• WHAT TO WORK ON:
Please render every line of the data below as a numbered list, skipping any blank lines.

▼

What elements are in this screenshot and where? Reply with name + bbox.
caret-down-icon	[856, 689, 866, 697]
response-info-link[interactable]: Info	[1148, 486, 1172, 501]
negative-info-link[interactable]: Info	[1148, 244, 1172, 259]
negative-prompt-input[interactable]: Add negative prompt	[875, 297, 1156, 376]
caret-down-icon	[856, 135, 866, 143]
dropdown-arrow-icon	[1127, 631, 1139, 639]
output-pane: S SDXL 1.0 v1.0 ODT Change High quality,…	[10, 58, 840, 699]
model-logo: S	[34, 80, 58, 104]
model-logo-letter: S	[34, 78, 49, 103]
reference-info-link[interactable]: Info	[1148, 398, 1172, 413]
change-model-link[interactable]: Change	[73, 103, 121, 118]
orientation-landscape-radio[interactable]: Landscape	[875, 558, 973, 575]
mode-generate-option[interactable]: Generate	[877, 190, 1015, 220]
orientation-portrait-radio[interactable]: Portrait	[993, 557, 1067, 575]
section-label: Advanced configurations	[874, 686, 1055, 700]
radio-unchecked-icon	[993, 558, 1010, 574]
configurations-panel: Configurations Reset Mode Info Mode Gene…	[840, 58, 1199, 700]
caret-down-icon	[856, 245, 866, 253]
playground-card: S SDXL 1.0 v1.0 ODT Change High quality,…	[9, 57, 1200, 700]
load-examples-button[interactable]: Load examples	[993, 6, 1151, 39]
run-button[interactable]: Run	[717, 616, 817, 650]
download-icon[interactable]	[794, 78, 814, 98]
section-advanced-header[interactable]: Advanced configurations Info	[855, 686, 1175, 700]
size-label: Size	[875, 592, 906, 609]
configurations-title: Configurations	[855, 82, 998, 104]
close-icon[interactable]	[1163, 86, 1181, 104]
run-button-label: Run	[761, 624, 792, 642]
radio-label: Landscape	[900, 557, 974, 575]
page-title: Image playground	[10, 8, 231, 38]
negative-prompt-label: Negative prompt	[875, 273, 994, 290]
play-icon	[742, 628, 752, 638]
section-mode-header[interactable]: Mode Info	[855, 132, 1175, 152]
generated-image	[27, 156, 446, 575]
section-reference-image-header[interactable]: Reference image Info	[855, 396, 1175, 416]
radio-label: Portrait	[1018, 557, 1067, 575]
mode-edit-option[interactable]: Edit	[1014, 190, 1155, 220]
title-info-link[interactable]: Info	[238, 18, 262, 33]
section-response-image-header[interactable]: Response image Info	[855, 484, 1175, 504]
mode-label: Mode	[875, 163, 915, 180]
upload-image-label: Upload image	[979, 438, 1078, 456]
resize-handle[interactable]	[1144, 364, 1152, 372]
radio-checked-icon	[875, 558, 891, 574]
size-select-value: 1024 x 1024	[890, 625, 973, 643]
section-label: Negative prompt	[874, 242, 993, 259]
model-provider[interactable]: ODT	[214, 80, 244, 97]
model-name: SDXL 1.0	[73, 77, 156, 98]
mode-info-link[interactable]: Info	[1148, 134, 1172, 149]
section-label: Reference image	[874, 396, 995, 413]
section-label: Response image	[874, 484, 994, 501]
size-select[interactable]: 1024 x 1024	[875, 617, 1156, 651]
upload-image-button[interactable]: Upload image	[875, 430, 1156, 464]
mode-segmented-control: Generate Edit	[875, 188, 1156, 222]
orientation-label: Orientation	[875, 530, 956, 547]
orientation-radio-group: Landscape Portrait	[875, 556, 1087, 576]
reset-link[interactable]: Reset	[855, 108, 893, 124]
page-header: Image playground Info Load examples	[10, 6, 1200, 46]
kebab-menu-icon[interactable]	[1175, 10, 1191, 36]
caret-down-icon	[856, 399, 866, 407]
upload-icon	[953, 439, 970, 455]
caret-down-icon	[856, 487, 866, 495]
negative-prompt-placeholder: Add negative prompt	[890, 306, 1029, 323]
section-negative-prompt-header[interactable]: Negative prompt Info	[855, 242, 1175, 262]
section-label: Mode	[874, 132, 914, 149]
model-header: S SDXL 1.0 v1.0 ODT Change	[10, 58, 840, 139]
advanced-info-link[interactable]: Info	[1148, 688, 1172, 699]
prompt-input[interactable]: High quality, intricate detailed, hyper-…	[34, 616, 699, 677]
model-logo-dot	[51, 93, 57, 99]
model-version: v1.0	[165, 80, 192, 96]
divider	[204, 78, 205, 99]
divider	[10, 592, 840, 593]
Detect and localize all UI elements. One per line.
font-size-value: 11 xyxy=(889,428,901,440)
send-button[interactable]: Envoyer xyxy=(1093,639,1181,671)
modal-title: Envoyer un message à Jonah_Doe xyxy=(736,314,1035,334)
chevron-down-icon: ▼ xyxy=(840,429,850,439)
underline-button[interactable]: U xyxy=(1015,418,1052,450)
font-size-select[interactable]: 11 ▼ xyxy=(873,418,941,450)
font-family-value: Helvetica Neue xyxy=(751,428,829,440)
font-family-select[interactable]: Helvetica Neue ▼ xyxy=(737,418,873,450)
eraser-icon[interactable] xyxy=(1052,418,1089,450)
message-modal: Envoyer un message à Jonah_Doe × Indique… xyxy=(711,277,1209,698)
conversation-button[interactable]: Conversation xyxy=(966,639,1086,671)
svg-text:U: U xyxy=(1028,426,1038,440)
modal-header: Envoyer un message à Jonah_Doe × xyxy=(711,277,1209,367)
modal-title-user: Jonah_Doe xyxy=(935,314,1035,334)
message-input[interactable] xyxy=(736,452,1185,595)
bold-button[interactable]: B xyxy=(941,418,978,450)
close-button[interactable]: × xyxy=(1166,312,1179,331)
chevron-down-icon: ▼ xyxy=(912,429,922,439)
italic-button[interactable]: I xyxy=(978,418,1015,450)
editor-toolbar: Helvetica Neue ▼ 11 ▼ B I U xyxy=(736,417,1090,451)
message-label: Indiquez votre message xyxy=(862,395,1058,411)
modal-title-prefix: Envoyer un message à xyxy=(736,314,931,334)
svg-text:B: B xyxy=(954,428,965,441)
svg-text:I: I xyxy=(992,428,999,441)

▲

• SOLUTION FOR THIS EXERCISE:
1. What elements are in this screenshot and where? Reply with name + bbox.
2. caret-down-icon	[856, 689, 866, 697]
3. response-info-link[interactable]: Info	[1148, 486, 1172, 501]
4. negative-info-link[interactable]: Info	[1148, 244, 1172, 259]
5. negative-prompt-input[interactable]: Add negative prompt	[875, 297, 1156, 376]
6. caret-down-icon	[856, 135, 866, 143]
7. dropdown-arrow-icon	[1127, 631, 1139, 639]
8. output-pane: S SDXL 1.0 v1.0 ODT Change High quality,…	[10, 58, 840, 699]
9. model-logo: S	[34, 80, 58, 104]
10. model-logo-letter: S	[34, 78, 49, 103]
11. reference-info-link[interactable]: Info	[1148, 398, 1172, 413]
12. change-model-link[interactable]: Change	[73, 103, 121, 118]
13. orientation-landscape-radio[interactable]: Landscape	[875, 558, 973, 575]
14. mode-generate-option[interactable]: Generate	[877, 190, 1015, 220]
15. orientation-portrait-radio[interactable]: Portrait	[993, 557, 1067, 575]
16. section-label: Advanced configurations	[874, 686, 1055, 700]
17. radio-unchecked-icon	[993, 558, 1010, 574]
18. configurations-panel: Configurations Reset Mode Info Mode Gene…	[840, 58, 1199, 700]
19. caret-down-icon	[856, 245, 866, 253]
20. playground-card: S SDXL 1.0 v1.0 ODT Change High quality,…	[9, 57, 1200, 700]
21. load-examples-button[interactable]: Load examples	[993, 6, 1151, 39]
22. run-button[interactable]: Run	[717, 616, 817, 650]
23. download-icon[interactable]	[794, 78, 814, 98]
24. section-advanced-header[interactable]: Advanced configurations Info	[855, 686, 1175, 700]
25. size-label: Size	[875, 592, 906, 609]
26. configurations-title: Configurations	[855, 82, 998, 104]
27. close-icon[interactable]	[1163, 86, 1181, 104]
28. run-button-label: Run	[761, 624, 792, 642]
29. radio-label: Landscape	[900, 557, 974, 575]
30. page-title: Image playground	[10, 8, 231, 38]
31. negative-prompt-label: Negative prompt	[875, 273, 994, 290]
32. play-icon	[742, 628, 752, 638]
33. section-mode-header[interactable]: Mode Info	[855, 132, 1175, 152]
34. generated-image	[27, 156, 446, 575]
35. section-reference-image-header[interactable]: Reference image Info	[855, 396, 1175, 416]
36. radio-label: Portrait	[1018, 557, 1067, 575]
37. mode-edit-option[interactable]: Edit	[1014, 190, 1155, 220]
38. title-info-link[interactable]: Info	[238, 18, 262, 33]
39. section-response-image-header[interactable]: Response image Info	[855, 484, 1175, 504]
40. mode-label: Mode	[875, 163, 915, 180]
41. upload-image-label: Upload image	[979, 438, 1078, 456]
42. resize-handle[interactable]	[1144, 364, 1152, 372]
43. radio-checked-icon	[875, 558, 891, 574]
44. size-select-value: 1024 x 1024	[890, 625, 973, 643]
45. section-label: Negative prompt	[874, 242, 993, 259]
46. model-provider[interactable]: ODT	[214, 80, 244, 97]
47. model-name: SDXL 1.0	[73, 77, 156, 98]
48. mode-info-link[interactable]: Info	[1148, 134, 1172, 149]
49. section-label: Reference image	[874, 396, 995, 413]
50. section-label: Response image	[874, 484, 994, 501]
51. size-select[interactable]: 1024 x 1024	[875, 617, 1156, 651]
52. upload-image-button[interactable]: Upload image	[875, 430, 1156, 464]
53. mode-segmented-control: Generate Edit	[875, 188, 1156, 222]
54. orientation-label: Orientation	[875, 530, 956, 547]
55. orientation-radio-group: Landscape Portrait	[875, 556, 1087, 576]
56. reset-link[interactable]: Reset	[855, 108, 893, 124]
57. page-header: Image playground Info Load examples	[10, 6, 1200, 46]
58. kebab-menu-icon[interactable]	[1175, 10, 1191, 36]
59. caret-down-icon	[856, 399, 866, 407]
60. upload-icon	[953, 439, 970, 455]
61. caret-down-icon	[856, 487, 866, 495]
62. negative-prompt-placeholder: Add negative prompt	[890, 306, 1029, 323]
63. section-negative-prompt-header[interactable]: Negative prompt Info	[855, 242, 1175, 262]
64. section-label: Mode	[874, 132, 914, 149]
65. model-header: S SDXL 1.0 v1.0 ODT Change	[10, 58, 840, 139]
66. advanced-info-link[interactable]: Info	[1148, 688, 1172, 699]
67. prompt-input[interactable]: High quality, intricate detailed, hyper-…	[34, 616, 699, 677]
68. model-logo-dot	[51, 93, 57, 99]
69. model-version: v1.0	[165, 80, 192, 96]
70. divider	[204, 78, 205, 99]
71. divider	[10, 592, 840, 593]
72. Detect and localize all UI elements. One per line.
73. font-size-value: 11 xyxy=(889,428,901,440)
74. send-button[interactable]: Envoyer xyxy=(1093,639,1181,671)
75. modal-title: Envoyer un message à Jonah_Doe xyxy=(736,314,1035,334)
76. chevron-down-icon: ▼ xyxy=(840,429,850,439)
77. underline-button[interactable]: U xyxy=(1015,418,1052,450)
78. font-size-select[interactable]: 11 ▼ xyxy=(873,418,941,450)
79. font-family-value: Helvetica Neue xyxy=(751,428,829,440)
80. font-family-select[interactable]: Helvetica Neue ▼ xyxy=(737,418,873,450)
81. eraser-icon[interactable] xyxy=(1052,418,1089,450)
82. message-modal: Envoyer un message à Jonah_Doe × Indique… xyxy=(711,277,1209,698)
83. conversation-button[interactable]: Conversation xyxy=(966,639,1086,671)
84. svg-text:U: U xyxy=(1028,426,1038,440)
85. modal-header: Envoyer un message à Jonah_Doe × xyxy=(711,277,1209,367)
86. modal-title-user: Jonah_Doe xyxy=(935,314,1035,334)
87. message-input[interactable] xyxy=(736,452,1185,595)
88. bold-button[interactable]: B xyxy=(941,418,978,450)
89. close-button[interactable]: × xyxy=(1166,312,1179,331)
90. chevron-down-icon: ▼ xyxy=(912,429,922,439)
91. italic-button[interactable]: I xyxy=(978,418,1015,450)
92. editor-toolbar: Helvetica Neue ▼ 11 ▼ B I U xyxy=(736,417,1090,451)
93. message-label: Indiquez votre message xyxy=(862,395,1058,411)
94. modal-title-prefix: Envoyer un message à xyxy=(736,314,931,334)
95. svg-text:B: B xyxy=(954,428,965,441)
96. svg-text:I: I xyxy=(992,428,999,441)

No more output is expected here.